● Written task
Please quote the lines below word for word, starting at the line that contains "Patent image size: (918, 684)." and stopping after the line that contains "The inner joint member 150 is at (312, 253).".

● Dataset excerpts
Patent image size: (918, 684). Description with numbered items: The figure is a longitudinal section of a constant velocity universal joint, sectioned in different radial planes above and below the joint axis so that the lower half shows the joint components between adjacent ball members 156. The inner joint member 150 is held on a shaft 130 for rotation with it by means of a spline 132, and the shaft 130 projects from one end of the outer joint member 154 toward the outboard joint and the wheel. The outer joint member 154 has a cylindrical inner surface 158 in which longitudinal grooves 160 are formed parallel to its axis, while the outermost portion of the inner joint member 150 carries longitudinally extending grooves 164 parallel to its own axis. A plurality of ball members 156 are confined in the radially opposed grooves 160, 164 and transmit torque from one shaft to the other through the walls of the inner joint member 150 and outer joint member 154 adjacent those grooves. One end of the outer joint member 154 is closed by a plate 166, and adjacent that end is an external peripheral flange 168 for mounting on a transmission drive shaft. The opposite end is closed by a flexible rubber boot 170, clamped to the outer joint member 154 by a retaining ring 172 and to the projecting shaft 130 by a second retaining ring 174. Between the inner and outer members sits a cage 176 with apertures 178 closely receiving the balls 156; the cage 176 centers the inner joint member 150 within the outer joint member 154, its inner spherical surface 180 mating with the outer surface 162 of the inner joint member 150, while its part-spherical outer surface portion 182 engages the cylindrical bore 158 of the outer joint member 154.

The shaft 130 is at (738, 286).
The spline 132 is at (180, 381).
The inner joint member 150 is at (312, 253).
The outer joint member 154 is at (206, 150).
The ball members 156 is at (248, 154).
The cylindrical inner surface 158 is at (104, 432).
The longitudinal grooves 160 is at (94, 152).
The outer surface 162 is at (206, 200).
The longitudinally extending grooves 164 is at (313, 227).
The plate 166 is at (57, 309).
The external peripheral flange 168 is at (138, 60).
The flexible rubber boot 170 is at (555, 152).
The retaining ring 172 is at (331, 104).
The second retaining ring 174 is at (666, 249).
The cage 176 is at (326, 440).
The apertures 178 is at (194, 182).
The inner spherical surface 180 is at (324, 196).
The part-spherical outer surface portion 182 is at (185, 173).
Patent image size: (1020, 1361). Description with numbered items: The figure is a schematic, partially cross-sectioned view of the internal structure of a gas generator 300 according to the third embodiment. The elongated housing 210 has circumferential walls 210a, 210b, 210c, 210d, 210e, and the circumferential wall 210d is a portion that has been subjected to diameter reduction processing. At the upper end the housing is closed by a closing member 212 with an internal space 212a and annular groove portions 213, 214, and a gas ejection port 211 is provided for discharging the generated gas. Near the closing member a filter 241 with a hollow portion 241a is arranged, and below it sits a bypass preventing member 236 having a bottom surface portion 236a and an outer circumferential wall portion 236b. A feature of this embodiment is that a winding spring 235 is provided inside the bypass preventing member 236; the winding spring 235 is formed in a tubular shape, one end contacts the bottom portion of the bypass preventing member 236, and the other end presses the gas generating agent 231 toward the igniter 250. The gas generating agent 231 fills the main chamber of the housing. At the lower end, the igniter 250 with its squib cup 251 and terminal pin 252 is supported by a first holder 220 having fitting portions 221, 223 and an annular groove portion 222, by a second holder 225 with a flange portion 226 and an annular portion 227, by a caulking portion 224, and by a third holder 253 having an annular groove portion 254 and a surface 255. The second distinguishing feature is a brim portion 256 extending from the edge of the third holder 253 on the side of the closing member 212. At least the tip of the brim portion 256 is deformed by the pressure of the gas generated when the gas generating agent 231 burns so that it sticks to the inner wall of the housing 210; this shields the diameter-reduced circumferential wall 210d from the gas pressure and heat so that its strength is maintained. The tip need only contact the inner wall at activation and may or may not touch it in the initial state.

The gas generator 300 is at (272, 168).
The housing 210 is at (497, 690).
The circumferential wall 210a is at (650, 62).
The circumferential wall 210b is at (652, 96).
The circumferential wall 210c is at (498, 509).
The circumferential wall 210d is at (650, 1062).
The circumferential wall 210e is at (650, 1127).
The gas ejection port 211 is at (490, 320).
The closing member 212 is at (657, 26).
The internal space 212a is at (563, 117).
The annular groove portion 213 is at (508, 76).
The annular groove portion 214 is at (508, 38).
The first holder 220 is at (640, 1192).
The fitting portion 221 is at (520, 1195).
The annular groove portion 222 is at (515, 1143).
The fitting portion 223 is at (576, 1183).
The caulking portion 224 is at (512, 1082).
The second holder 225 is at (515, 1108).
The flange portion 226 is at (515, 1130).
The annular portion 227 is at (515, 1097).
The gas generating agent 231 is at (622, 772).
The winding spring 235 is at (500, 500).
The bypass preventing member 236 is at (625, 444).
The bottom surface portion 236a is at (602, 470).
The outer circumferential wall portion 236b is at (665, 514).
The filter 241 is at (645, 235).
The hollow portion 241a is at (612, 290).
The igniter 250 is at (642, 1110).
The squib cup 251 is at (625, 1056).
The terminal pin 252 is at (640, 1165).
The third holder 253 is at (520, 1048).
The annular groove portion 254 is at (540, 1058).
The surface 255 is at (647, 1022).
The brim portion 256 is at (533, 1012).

...

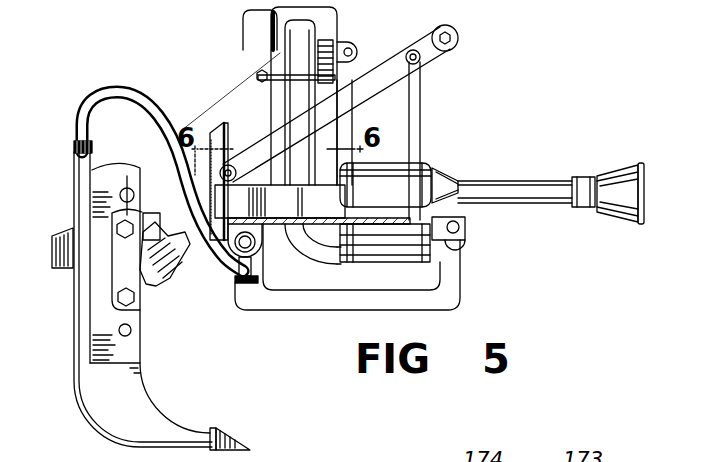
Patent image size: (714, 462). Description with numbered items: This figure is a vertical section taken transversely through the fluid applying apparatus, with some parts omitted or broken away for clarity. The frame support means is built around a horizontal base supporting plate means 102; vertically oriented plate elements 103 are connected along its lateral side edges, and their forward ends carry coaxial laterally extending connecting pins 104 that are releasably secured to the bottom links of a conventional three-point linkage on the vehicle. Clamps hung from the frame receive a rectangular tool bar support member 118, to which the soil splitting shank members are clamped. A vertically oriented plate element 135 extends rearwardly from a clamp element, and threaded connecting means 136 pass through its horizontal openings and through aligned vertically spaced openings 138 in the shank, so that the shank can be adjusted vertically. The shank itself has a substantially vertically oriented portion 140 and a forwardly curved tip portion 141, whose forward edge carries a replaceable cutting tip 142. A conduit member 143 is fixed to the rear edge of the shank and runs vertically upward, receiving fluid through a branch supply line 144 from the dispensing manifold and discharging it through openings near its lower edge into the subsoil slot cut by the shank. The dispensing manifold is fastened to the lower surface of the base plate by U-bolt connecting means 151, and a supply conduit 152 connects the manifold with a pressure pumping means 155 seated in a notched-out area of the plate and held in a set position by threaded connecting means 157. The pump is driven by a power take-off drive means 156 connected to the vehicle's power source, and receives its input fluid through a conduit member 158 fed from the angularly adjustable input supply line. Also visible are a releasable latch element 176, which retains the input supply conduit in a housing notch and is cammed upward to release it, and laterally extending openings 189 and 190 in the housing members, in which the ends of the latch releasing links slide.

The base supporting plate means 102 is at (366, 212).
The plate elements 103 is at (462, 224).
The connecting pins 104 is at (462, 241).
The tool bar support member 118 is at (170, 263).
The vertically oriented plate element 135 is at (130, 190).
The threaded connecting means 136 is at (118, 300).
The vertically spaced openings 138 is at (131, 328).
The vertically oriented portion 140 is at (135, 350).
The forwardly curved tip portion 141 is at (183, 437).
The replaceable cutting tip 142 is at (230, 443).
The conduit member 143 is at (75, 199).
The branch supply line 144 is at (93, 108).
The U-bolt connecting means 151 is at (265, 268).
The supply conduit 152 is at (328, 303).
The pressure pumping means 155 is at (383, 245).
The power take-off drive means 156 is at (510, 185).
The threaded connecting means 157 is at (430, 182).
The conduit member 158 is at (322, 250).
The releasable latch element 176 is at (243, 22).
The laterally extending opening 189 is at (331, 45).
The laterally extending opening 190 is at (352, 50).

● Exercise answer
Patent image size: (918, 684). Description with numbered items: The figure is a longitudinal section of a constant velocity universal joint, sectioned in different radial planes above and below the joint axis so that the lower half shows the joint components between adjacent ball members 156. The inner joint member 150 is held on a shaft 130 for rotation with it by means of a spline 132, and the shaft 130 projects from one end of the outer joint member 154 toward the outboard joint and the wheel. The outer joint member 154 has a cylindrical inner surface 158 in which longitudinal grooves 160 are formed parallel to its axis, while the outermost portion of the inner joint member 150 carries longitudinally extending grooves 164 parallel to its own axis. A plurality of ball members 156 are confined in the radially opposed grooves 160, 164 and transmit torque from one shaft to the other through the walls of the inner joint member 150 and outer joint member 154 adjacent those grooves. One end of the outer joint member 154 is closed by a plate 166, and adjacent that end is an external peripheral flange 168 for mounting on a transmission drive shaft. The opposite end is closed by a flexible rubber boot 170, clamped to the outer joint member 154 by a retaining ring 172 and to the projecting shaft 130 by a second retaining ring 174. Between the inner and outer members sits a cage 176 with apertures 178 closely receiving the balls 156; the cage 176 centers the inner joint member 150 within the outer joint member 154, its inner spherical surface 180 mating with the outer surface 162 of the inner joint member 150, while its part-spherical outer surface portion 182 engages the cylindrical bore 158 of the outer joint member 154.

The shaft 130 is at (738, 286).
The spline 132 is at (180, 381).
The inner joint member 150 is at (312, 253).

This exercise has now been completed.